--- Provided material Enclosed Below ---

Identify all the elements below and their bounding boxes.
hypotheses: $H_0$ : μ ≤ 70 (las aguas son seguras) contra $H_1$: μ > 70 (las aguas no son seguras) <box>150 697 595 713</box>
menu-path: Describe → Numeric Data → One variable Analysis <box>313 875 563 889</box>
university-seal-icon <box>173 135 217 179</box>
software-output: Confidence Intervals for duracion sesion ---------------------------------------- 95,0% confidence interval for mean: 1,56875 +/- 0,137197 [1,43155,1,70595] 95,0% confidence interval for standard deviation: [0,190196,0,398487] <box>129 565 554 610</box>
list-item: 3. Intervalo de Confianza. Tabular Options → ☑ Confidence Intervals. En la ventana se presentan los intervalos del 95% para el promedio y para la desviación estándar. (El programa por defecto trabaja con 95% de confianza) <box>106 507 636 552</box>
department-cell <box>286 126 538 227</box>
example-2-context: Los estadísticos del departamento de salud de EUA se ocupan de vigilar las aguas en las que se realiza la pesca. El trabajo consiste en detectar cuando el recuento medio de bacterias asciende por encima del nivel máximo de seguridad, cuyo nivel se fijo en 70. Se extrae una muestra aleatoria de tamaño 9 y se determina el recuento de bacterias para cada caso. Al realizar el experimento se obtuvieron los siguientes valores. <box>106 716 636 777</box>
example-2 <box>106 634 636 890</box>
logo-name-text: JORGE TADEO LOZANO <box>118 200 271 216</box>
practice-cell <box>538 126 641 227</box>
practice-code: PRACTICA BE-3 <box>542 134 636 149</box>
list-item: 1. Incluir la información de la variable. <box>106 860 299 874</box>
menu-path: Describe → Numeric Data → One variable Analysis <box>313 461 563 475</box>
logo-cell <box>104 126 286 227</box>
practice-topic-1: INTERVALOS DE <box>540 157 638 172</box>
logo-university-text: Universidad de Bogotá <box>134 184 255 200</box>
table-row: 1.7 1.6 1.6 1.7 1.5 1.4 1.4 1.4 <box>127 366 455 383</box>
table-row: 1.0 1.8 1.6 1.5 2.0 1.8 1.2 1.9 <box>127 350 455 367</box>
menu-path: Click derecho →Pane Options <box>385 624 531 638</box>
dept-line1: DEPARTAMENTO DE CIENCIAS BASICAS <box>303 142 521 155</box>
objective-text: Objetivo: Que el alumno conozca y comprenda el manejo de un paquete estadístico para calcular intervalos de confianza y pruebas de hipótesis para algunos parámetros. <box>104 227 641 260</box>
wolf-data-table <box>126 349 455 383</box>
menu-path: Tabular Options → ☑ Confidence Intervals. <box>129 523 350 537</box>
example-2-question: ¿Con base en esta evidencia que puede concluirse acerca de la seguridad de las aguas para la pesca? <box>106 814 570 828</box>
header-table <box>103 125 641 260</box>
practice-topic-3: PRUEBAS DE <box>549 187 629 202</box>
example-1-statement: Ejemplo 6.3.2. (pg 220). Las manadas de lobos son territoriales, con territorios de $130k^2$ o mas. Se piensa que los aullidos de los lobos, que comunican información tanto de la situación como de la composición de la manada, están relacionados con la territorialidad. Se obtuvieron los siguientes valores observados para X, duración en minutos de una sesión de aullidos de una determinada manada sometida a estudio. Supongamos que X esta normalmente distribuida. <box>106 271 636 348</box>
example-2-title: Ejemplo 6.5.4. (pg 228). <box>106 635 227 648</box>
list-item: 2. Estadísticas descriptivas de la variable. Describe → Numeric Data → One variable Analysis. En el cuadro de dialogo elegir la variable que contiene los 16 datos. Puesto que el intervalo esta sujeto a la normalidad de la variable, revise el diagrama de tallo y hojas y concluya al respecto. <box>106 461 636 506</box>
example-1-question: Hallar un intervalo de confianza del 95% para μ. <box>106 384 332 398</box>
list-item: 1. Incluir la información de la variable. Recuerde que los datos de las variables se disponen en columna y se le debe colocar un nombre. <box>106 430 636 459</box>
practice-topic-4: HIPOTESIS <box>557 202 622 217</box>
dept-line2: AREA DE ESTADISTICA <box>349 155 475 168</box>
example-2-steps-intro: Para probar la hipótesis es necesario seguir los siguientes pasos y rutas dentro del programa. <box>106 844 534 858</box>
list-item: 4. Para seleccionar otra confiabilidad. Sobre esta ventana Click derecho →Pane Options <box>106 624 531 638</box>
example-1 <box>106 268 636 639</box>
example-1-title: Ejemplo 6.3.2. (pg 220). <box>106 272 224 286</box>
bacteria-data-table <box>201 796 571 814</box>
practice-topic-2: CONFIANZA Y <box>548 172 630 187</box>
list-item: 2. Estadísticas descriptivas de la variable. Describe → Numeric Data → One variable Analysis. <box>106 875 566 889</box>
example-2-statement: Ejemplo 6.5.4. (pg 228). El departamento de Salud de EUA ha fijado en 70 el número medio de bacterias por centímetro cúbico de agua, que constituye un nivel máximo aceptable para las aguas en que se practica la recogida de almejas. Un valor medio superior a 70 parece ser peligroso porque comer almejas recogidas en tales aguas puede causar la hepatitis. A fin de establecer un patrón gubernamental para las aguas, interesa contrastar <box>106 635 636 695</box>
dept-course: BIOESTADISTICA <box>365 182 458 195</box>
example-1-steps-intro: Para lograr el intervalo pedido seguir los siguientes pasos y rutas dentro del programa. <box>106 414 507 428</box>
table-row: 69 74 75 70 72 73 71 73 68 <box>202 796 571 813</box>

--- End of Enclosed Provided material ---

### [Problem to solve]
Please return every line of the records that contains the word "title".

### [Written response]
example-2-title: Ejemplo 6.5.4. (pg 228). <box>106 635 227 648</box>
example-1-title: Ejemplo 6.3.2. (pg 220). <box>106 272 224 286</box>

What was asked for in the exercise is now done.